» **AIM A**
In the text on Python csv helper functions, what are the most common use cases named for them?
» **AIM B**
Please carry on with the text on Python csv helper functions, starting right after its last line.

» **TEXT EXTRACT**
Python has a very useful csv library, but I found that these
functions made working with csvs much more efficient. The
functions are mainly for import and outputting operations with csv files.
The most common use cases are pulling csvs into different data
structures in Python and outputting them to either a log file or a csv.
import csv
from csv import DictReader
import pandas as pd
def readKeyValues(inputCsvFile,keyColumn,ValueColumn):
#input file reader
infile = open(inputCsvFile, "r")
read = csv.reader(infile)
headers = next(read) # skip header
returnDictionary={}
#for each row
for row in read:
returnDictionary[row[keyColumn]] = row[ValueColumn]
return returnDictionary
def readFileToDict(inputCsvFile):
with open(inputCsvFile, 'r') as f:
dict_reader = DictReader(f)
return list(dict_reader)
def outputDictToFile(file, dict):
pd.DataFrame(dict).to_csv(file, index=False)
def log(file, string):
file = open(file, 'a')
file.write(string)
file.close()

» **STORED RECORDS**
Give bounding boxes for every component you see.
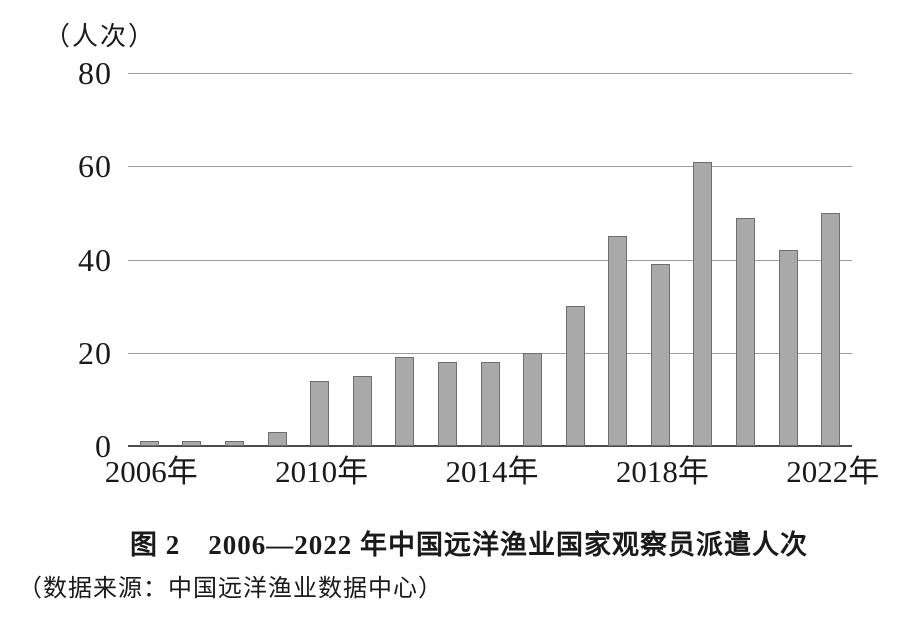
---
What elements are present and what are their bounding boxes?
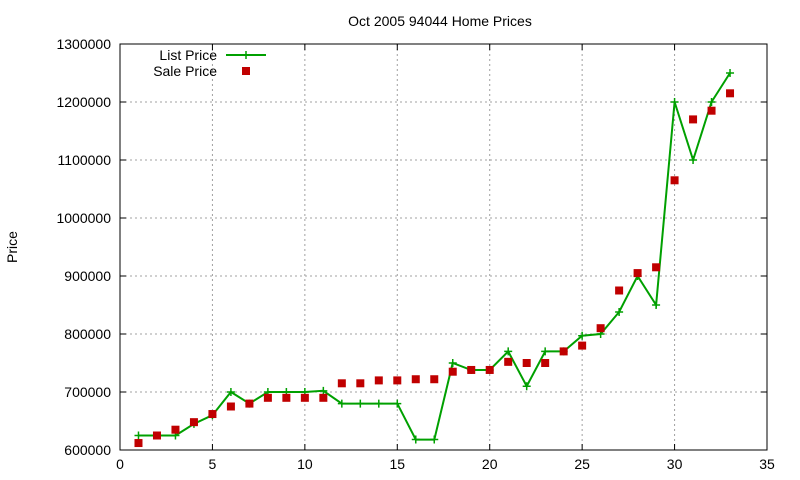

» **TASK RESPONSE A**
Pulling csvs into different data structures in Python and outputting them to either a log file or a csv.

» **TASK RESPONSE B**
Here is our first csv with some data for people. This example is a bit trite, but let’s imagine that we need to change the age from a number to a string, so 23 => ‘twenty three’.
id,name,age
1,phil,23
2,jack,34
3,jill,31
4,jody,24
One way to achieve this is to create a key value match csv like this:
age,age
23,'twenty three'
34,'thirty four'
31,'thirty one'
24,'twenty four'
Next we need to import both of these into a python script.
import utility #all of the above functions are stored in this file
people = utility.readFileToDict('./people.csv')
pivot = utility.readKeyValues('./pivot.csv',0,1)
for person in people:
age = person.get('age')
person['age'] = pivot[age]
utility.outputDictToFile('./output.csv',people)